**The exercise**.
Transcribe the entries verbatim, beginning with the first one and ending with the line containing "- x-tick-label: 4: [224, 364, 231, 379]", including both of those lines.
==== Given records ====
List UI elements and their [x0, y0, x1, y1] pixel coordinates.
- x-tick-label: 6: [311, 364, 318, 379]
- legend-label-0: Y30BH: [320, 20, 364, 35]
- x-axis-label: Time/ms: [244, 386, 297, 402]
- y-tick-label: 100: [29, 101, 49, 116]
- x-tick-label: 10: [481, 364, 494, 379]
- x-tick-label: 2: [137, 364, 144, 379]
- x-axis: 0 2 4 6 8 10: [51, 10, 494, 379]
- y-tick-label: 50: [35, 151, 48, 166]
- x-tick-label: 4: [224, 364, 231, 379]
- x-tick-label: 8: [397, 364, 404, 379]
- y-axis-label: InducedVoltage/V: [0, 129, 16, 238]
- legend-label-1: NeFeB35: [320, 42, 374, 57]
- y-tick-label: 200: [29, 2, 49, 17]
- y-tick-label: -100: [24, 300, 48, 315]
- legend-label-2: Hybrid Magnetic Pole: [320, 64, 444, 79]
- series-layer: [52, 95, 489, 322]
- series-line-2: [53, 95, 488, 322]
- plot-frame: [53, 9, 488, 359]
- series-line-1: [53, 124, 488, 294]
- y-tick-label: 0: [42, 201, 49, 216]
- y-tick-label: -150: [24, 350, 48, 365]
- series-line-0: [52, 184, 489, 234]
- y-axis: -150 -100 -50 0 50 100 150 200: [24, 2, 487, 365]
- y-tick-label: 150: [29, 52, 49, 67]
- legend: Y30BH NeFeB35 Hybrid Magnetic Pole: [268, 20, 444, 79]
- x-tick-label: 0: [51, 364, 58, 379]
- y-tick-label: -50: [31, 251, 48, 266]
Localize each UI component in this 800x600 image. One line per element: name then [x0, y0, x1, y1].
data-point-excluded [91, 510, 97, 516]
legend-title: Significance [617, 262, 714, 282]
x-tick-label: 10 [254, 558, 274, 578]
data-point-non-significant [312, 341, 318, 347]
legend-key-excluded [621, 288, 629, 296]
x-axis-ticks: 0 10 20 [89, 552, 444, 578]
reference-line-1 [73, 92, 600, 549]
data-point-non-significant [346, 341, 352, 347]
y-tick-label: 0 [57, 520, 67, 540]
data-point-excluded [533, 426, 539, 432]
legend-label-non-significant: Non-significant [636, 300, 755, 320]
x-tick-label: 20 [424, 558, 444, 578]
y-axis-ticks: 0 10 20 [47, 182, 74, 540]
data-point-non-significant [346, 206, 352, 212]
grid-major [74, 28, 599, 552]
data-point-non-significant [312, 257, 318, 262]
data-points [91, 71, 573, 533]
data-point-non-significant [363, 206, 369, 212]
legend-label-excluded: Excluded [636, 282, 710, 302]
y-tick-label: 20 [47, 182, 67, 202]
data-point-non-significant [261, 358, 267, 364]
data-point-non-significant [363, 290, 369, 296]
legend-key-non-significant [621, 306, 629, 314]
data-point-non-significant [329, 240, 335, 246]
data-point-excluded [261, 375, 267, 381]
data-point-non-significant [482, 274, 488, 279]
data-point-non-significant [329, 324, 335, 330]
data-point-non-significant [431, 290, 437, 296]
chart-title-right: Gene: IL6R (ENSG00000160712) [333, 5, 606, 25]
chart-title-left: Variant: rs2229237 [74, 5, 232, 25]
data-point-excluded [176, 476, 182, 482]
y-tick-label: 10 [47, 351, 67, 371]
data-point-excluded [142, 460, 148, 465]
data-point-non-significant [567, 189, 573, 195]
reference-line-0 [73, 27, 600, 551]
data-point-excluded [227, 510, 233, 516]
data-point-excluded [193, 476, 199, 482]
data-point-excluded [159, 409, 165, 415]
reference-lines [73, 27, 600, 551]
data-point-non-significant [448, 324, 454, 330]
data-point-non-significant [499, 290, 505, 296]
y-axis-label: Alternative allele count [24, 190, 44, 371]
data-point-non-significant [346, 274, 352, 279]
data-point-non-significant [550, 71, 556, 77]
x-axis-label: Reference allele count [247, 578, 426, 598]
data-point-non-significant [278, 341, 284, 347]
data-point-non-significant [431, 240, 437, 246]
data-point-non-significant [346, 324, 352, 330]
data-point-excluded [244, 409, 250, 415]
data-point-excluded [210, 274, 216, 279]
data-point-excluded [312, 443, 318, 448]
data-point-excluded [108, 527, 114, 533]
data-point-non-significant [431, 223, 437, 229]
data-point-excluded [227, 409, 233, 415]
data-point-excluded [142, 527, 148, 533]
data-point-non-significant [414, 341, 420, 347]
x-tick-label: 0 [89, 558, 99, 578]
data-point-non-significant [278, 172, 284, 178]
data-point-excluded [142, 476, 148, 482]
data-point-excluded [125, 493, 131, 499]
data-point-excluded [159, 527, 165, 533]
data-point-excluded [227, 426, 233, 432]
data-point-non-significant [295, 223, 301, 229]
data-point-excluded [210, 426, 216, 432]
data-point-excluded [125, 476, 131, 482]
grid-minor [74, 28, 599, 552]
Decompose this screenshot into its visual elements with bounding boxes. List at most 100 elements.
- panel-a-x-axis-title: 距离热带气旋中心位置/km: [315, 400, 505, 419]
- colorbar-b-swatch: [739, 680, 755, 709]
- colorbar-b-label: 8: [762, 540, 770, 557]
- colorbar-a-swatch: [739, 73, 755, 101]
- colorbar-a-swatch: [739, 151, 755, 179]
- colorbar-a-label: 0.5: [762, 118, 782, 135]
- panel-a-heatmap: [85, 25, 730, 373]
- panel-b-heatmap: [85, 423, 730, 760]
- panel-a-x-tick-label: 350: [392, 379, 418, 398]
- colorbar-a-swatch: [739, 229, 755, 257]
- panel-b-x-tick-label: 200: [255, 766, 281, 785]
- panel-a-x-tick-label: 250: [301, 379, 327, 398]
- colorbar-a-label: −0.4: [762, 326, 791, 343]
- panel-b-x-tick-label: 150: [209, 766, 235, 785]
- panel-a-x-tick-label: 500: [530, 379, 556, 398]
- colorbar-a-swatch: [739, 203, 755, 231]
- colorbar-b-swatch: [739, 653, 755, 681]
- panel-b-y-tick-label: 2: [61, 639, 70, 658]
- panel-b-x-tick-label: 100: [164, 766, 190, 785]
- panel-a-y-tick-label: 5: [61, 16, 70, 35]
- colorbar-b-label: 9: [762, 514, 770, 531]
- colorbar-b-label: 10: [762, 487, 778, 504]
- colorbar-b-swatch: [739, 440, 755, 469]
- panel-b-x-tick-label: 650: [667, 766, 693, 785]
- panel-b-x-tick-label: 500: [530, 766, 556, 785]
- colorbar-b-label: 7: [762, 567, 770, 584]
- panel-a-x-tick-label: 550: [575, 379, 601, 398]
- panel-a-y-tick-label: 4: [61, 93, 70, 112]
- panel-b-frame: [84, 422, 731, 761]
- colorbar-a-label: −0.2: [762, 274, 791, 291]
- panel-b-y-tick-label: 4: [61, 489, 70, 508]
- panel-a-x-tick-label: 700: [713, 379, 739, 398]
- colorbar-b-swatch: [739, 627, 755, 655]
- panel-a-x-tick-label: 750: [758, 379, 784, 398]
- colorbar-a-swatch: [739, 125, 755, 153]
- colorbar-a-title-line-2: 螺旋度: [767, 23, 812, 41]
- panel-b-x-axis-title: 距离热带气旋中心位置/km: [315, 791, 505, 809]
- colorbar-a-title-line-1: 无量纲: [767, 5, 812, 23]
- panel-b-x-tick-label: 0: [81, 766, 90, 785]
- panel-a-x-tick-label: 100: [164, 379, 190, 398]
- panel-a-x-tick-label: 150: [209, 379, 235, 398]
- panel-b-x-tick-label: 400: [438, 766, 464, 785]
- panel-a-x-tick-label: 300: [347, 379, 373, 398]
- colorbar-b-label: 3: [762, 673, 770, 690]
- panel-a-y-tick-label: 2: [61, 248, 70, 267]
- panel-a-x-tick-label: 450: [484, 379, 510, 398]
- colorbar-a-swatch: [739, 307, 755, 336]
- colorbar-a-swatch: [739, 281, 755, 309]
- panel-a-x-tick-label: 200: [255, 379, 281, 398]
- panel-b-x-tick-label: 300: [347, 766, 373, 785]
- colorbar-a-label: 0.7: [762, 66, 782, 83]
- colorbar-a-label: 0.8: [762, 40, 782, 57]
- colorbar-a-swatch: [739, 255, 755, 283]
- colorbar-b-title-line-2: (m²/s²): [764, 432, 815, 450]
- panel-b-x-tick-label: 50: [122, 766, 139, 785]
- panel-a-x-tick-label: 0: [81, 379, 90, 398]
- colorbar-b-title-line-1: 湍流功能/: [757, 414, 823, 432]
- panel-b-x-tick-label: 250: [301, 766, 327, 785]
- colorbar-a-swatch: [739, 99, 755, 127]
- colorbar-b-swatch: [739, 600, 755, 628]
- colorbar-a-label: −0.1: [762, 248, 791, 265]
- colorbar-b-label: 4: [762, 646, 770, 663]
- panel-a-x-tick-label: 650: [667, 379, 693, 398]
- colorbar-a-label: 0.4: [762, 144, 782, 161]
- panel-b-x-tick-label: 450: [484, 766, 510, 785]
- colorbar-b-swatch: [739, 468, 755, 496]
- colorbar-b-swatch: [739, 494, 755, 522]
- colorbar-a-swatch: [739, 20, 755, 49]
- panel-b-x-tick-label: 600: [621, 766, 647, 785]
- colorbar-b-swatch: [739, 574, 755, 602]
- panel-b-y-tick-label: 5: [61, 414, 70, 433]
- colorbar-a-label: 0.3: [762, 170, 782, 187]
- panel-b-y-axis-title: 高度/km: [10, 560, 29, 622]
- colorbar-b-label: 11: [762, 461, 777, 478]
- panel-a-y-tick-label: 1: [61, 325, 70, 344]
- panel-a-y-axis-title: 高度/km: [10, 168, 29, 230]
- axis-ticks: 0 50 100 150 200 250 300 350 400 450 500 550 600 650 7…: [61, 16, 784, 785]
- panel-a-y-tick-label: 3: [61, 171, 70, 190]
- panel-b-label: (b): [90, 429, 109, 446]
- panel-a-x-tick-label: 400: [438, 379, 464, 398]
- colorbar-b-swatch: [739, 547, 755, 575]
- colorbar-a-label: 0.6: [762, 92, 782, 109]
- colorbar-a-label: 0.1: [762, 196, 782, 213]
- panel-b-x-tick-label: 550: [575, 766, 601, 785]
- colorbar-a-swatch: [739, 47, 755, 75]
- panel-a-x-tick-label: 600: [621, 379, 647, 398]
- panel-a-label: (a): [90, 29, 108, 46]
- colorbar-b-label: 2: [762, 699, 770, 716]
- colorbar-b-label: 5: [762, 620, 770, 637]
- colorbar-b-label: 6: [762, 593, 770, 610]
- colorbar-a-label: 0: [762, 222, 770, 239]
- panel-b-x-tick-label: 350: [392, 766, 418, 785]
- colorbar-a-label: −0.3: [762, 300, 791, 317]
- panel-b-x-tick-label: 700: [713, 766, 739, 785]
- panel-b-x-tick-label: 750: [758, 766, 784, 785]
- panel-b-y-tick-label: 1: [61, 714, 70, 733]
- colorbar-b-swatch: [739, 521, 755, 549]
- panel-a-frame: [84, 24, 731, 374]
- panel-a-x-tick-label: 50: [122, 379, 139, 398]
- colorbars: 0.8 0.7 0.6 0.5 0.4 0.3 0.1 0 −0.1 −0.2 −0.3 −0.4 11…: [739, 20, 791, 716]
====
**Answer to this problem**.
List UI elements and their [x0, y0, x1, y1] pixel coordinates.
- x-tick-label: 6: [311, 364, 318, 379]
- legend-label-0: Y30BH: [320, 20, 364, 35]
- x-axis-label: Time/ms: [244, 386, 297, 402]
- y-tick-label: 100: [29, 101, 49, 116]
- x-tick-label: 10: [481, 364, 494, 379]
- x-tick-label: 2: [137, 364, 144, 379]
- x-axis: 0 2 4 6 8 10: [51, 10, 494, 379]
- y-tick-label: 50: [35, 151, 48, 166]
- x-tick-label: 4: [224, 364, 231, 379]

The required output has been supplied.